Aim:
Determine how many lines in the entries below include "Delay". The reply should be that number and nothing else.

** START Data section **

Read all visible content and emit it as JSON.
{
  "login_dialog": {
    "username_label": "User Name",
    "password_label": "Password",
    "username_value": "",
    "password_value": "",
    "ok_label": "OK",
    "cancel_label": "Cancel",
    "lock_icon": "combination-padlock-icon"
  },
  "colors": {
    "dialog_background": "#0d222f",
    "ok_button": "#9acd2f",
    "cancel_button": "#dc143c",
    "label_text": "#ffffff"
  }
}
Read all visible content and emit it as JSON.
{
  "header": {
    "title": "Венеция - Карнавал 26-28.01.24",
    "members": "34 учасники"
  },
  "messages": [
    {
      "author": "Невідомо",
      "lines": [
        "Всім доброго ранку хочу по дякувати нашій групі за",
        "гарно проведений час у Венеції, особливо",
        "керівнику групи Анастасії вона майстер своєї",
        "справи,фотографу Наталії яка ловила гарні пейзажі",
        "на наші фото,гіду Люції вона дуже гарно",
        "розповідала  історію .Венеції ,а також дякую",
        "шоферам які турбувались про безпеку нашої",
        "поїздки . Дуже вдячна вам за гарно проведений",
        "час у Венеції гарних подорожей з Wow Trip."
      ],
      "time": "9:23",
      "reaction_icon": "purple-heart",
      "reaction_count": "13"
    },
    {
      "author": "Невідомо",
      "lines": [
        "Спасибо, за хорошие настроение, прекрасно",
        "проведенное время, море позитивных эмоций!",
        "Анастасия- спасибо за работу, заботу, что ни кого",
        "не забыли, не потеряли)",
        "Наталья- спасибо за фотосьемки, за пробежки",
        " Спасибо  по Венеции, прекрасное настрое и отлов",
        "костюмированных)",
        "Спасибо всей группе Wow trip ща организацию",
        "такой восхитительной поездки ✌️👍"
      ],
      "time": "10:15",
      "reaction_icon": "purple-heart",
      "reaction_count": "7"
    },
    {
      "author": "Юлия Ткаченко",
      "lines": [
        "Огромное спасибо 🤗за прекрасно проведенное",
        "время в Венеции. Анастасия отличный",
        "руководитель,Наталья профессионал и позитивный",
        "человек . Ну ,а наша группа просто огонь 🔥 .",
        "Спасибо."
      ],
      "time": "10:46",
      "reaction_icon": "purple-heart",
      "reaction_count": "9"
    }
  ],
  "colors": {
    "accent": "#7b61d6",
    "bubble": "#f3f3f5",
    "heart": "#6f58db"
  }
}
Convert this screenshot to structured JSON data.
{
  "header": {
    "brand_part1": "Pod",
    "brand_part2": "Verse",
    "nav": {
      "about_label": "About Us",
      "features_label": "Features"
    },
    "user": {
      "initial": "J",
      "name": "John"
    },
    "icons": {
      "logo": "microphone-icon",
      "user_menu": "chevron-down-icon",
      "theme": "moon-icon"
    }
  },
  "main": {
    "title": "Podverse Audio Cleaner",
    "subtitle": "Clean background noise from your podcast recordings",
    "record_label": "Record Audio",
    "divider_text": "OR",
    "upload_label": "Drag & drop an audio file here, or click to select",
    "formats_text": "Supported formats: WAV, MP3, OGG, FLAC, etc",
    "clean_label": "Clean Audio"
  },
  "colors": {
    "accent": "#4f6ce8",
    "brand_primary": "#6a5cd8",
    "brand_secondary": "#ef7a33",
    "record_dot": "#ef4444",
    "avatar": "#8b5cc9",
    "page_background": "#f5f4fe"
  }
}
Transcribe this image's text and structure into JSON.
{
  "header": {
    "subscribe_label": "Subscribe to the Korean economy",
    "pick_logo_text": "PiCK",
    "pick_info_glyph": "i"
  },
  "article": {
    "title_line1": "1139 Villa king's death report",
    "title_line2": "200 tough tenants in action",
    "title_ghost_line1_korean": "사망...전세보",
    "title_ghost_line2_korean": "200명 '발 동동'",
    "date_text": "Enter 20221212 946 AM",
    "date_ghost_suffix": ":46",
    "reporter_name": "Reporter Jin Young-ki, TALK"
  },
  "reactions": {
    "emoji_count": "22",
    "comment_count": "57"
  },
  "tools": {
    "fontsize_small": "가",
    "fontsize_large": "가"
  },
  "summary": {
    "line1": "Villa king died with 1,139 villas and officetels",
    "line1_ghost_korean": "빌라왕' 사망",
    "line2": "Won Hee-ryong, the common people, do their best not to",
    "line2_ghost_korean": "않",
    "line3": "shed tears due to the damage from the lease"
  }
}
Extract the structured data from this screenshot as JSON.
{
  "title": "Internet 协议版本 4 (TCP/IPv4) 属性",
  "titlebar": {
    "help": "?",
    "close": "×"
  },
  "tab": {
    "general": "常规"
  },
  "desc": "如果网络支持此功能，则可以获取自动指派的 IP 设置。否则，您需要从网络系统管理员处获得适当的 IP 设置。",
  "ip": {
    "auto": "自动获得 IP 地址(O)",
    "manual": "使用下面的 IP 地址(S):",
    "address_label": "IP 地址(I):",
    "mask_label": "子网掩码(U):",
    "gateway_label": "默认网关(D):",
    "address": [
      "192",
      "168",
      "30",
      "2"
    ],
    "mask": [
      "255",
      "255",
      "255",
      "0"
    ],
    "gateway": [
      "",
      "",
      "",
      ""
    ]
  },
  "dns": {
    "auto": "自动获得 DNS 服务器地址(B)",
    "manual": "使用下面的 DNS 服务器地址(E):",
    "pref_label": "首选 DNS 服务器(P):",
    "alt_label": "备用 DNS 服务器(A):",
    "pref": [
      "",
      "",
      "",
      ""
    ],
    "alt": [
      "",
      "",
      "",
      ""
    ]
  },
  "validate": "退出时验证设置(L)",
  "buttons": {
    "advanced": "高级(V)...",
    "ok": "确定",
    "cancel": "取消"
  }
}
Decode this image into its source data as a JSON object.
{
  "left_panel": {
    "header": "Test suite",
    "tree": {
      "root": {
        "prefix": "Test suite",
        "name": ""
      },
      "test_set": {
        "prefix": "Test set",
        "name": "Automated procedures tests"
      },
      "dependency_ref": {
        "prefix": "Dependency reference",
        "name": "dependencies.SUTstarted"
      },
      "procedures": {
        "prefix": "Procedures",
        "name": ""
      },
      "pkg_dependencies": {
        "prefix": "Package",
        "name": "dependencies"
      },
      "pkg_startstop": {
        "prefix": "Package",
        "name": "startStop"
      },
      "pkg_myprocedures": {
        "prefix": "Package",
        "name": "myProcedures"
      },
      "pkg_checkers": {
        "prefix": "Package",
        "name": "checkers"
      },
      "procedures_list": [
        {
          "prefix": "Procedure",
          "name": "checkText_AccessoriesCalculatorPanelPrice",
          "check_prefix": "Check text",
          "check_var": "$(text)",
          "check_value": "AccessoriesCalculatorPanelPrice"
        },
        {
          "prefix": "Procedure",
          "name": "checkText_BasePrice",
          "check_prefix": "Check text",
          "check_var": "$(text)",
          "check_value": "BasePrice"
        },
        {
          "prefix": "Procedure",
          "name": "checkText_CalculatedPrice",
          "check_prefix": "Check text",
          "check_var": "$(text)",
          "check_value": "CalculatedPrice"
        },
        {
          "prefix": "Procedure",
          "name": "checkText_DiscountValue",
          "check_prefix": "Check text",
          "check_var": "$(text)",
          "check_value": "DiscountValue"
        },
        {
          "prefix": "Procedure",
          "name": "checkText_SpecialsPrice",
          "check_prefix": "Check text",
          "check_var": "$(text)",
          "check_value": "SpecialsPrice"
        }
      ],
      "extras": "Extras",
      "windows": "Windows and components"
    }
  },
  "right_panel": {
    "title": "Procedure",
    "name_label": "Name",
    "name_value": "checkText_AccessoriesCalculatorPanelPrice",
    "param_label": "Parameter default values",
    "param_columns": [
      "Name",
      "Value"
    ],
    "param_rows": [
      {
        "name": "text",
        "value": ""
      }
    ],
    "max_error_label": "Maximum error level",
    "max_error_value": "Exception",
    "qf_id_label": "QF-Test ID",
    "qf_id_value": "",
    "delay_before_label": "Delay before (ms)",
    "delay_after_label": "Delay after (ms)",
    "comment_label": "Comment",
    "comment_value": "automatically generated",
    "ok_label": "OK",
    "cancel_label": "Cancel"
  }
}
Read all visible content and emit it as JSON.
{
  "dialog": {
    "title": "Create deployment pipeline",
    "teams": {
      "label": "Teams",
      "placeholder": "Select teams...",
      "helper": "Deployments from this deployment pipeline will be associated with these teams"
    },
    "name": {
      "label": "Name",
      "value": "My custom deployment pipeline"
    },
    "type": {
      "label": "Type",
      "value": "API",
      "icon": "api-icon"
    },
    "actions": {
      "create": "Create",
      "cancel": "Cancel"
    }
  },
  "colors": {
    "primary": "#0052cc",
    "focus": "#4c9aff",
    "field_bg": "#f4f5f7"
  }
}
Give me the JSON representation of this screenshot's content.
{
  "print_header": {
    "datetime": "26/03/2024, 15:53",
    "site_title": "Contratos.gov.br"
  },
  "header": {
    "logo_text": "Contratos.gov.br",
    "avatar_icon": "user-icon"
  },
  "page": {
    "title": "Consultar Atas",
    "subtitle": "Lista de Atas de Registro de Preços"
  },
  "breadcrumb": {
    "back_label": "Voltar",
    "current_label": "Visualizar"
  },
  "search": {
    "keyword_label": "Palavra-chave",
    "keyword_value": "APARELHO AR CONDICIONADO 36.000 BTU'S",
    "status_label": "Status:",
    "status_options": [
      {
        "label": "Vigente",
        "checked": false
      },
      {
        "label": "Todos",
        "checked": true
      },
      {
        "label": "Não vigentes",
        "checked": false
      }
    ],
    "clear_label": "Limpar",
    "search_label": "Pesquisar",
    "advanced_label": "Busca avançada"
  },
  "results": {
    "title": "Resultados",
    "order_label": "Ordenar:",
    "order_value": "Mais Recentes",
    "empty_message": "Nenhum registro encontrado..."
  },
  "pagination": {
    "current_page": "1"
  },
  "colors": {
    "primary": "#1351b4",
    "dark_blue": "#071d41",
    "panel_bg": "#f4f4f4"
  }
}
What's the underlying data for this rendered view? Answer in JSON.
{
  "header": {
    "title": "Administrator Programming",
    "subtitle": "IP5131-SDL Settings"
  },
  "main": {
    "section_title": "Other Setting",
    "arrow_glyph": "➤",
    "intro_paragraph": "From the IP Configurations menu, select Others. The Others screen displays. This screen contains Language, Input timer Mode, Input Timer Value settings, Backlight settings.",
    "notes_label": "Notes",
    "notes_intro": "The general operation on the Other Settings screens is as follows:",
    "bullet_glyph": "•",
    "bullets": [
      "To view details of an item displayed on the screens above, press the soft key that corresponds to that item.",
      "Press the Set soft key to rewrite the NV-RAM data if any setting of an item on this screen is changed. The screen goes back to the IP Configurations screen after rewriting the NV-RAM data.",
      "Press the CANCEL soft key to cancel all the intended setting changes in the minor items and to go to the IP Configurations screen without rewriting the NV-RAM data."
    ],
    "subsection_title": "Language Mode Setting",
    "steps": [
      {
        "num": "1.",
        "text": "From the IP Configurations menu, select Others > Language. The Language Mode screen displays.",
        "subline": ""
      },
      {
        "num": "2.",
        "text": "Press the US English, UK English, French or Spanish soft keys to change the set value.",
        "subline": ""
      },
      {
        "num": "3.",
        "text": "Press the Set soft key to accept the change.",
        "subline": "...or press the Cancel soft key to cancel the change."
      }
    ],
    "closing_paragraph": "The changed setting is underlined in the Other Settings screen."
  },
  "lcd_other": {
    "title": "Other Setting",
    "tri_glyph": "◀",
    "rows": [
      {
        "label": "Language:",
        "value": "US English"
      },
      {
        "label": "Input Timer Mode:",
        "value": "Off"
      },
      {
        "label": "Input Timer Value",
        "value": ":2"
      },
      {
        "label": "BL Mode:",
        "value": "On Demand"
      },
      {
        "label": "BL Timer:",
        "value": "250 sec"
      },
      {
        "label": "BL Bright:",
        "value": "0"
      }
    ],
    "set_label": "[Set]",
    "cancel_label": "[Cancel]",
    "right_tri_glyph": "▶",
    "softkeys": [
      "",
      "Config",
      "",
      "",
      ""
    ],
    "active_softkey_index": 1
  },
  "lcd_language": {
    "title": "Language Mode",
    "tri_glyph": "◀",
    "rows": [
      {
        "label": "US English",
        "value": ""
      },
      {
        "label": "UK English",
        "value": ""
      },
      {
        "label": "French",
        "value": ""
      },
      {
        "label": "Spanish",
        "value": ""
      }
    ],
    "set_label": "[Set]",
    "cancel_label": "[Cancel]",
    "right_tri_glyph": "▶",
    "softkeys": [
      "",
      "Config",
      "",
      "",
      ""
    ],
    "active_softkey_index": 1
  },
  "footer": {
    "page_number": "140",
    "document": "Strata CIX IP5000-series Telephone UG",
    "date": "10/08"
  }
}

** END Data section **

Solution to this exercise:
2